To be done:
State how many lines of the entries hold the string "Address". Reply with the number alone.

** START Recorded information **

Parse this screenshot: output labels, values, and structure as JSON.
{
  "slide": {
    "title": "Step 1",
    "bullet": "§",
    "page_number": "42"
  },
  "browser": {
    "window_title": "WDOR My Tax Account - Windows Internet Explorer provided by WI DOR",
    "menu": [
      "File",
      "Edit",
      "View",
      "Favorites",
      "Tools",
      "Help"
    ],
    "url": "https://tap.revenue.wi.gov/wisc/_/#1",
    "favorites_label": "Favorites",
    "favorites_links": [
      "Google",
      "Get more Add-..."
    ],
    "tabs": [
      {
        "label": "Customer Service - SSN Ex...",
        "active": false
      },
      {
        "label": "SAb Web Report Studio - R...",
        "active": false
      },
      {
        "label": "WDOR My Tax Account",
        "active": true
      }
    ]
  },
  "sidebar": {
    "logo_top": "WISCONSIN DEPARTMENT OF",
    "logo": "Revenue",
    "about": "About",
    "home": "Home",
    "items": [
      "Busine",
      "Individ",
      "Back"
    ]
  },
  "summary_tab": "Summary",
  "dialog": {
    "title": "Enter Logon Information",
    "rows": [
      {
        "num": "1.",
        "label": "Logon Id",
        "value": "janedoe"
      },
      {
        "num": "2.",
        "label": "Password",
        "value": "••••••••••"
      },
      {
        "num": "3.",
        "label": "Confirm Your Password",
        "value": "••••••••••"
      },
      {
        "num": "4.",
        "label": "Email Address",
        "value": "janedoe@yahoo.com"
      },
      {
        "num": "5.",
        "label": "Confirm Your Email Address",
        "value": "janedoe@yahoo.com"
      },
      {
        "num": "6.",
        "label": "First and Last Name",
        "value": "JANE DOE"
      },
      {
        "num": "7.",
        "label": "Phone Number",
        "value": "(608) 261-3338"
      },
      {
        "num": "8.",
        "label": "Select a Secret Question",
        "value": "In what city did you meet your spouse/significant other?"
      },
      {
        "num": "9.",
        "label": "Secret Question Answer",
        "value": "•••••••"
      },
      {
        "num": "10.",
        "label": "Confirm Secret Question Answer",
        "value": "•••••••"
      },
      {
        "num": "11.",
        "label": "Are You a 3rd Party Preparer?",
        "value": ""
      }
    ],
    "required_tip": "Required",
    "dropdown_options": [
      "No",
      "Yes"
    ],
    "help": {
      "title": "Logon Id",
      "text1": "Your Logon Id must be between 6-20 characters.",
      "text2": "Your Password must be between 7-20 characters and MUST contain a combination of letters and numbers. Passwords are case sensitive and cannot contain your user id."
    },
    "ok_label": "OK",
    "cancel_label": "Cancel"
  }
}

** END Recorded information **

Solution to this problem:
2